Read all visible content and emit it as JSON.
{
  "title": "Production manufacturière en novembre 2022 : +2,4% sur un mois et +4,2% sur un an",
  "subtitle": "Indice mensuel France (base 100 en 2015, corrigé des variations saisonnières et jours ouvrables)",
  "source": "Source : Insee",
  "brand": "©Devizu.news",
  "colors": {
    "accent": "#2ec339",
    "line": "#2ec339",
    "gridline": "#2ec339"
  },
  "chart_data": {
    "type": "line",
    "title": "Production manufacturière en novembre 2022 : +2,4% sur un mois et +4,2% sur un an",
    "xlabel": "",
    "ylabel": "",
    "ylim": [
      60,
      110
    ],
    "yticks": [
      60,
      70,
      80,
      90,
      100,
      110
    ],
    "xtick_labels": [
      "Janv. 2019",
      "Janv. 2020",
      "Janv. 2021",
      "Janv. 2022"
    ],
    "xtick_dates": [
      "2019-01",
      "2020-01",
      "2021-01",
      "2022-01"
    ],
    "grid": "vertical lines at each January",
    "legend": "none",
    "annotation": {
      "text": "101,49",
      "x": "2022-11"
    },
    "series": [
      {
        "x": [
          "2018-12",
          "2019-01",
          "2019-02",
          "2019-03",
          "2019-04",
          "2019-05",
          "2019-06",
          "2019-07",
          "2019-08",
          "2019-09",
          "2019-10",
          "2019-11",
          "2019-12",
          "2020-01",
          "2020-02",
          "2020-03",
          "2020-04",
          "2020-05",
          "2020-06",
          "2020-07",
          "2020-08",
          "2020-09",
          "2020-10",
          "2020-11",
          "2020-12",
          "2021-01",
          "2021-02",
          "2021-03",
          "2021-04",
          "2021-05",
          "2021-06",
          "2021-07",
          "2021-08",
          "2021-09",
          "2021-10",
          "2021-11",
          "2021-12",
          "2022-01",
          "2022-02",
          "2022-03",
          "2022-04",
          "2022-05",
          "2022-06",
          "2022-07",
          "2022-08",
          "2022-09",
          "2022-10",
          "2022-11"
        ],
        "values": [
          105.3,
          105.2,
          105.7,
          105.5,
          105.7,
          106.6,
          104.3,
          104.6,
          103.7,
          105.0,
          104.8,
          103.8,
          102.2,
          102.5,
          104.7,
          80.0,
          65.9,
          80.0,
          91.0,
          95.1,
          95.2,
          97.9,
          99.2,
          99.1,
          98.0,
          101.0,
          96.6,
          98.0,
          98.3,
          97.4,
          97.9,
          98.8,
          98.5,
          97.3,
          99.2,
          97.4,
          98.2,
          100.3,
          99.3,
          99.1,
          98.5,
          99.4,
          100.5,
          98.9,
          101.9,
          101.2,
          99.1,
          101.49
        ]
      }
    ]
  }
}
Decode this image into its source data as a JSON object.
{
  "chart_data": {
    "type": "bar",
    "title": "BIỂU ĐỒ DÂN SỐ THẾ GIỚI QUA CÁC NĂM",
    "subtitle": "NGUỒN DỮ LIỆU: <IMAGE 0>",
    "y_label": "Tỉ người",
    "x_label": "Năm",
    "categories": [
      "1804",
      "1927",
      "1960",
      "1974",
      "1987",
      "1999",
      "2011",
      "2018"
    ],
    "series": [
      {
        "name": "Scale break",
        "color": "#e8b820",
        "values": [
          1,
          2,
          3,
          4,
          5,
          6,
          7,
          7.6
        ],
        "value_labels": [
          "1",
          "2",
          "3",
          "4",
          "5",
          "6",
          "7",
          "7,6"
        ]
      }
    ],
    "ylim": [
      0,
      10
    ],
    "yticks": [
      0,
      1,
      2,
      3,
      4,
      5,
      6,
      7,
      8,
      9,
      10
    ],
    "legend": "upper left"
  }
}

#####

▶ _Requirement_
Above are the records; retype them all without a single difference.

▶ _Final answer_
Read all visible content and emit it as JSON.
{
  "title": "Production manufacturière en novembre 2022 : +2,4% sur un mois et +4,2% sur un an",
  "subtitle": "Indice mensuel France (base 100 en 2015, corrigé des variations saisonnières et jours ouvrables)",
  "source": "Source : Insee",
  "brand": "©Devizu.news",
  "colors": {
    "accent": "#2ec339",
    "line": "#2ec339",
    "gridline": "#2ec339"
  },
  "chart_data": {
    "type": "line",
    "title": "Production manufacturière en novembre 2022 : +2,4% sur un mois et +4,2% sur un an",
    "xlabel": "",
    "ylabel": "",
    "ylim": [
      60,
      110
    ],
    "yticks": [
      60,
      70,
      80,
      90,
      100,
      110
    ],
    "xtick_labels": [
      "Janv. 2019",
      "Janv. 2020",
      "Janv. 2021",
      "Janv. 2022"
    ],
    "xtick_dates": [
      "2019-01",
      "2020-01",
      "2021-01",
      "2022-01"
    ],
    "grid": "vertical lines at each January",
    "legend": "none",
    "annotation": {
      "text": "101,49",
      "x": "2022-11"
    },
    "series": [
      {
        "x": [
          "2018-12",
          "2019-01",
          "2019-02",
          "2019-03",
          "2019-04",
          "2019-05",
          "2019-06",
          "2019-07",
          "2019-08",
          "2019-09",
          "2019-10",
          "2019-11",
          "2019-12",
          "2020-01",
          "2020-02",
          "2020-03",
          "2020-04",
          "2020-05",
          "2020-06",
          "2020-07",
          "2020-08",
          "2020-09",
          "2020-10",
          "2020-11",
          "2020-12",
          "2021-01",
          "2021-02",
          "2021-03",
          "2021-04",
          "2021-05",
          "2021-06",
          "2021-07",
          "2021-08",
          "2021-09",
          "2021-10",
          "2021-11",
          "2021-12",
          "2022-01",
          "2022-02",
          "2022-03",
          "2022-04",
          "2022-05",
          "2022-06",
          "2022-07",
          "2022-08",
          "2022-09",
          "2022-10",
          "2022-11"
        ],
        "values": [
          105.3,
          105.2,
          105.7,
          105.5,
          105.7,
          106.6,
          104.3,
          104.6,
          103.7,
          105.0,
          104.8,
          103.8,
          102.2,
          102.5,
          104.7,
          80.0,
          65.9,
          80.0,
          91.0,
          95.1,
          95.2,
          97.9,
          99.2,
          99.1,
          98.0,
          101.0,
          96.6,
          98.0,
          98.3,
          97.4,
          97.9,
          98.8,
          98.5,
          97.3,
          99.2,
          97.4,
          98.2,
          100.3,
          99.3,
          99.1,
          98.5,
          99.4,
          100.5,
          98.9,
          101.9,
          101.2,
          99.1,
          101.49
        ]
      }
    ]
  }
}
Decode this image into its source data as a JSON object.
{
  "chart_data": {
    "type": "bar",
    "title": "BIỂU ĐỒ DÂN SỐ THẾ GIỚI QUA CÁC NĂM",
    "subtitle": "NGUỒN DỮ LIỆU: <IMAGE 0>",
    "y_label": "Tỉ người",
    "x_label": "Năm",
    "categories": [
      "1804",
      "1927",
      "1960",
      "1974",
      "1987",
      "1999",
      "2011",
      "2018"
    ],
    "series": [
      {
        "name": "Scale break",
        "color": "#e8b820",
        "values": [
          1,
          2,
          3,
          4,
          5,
          6,
          7,
          7.6
        ],
        "value_labels": [
          "1",
          "2",
          "3",
          "4",
          "5",
          "6",
          "7",
          "7,6"
        ]
      }
    ],
    "ylim": [
      0,
      10
    ],
    "yticks": [
      0,
      1,
      2,
      3,
      4,
      5,
      6,
      7,
      8,
      9,
      10
    ],
    "legend": "upper left"
  }
}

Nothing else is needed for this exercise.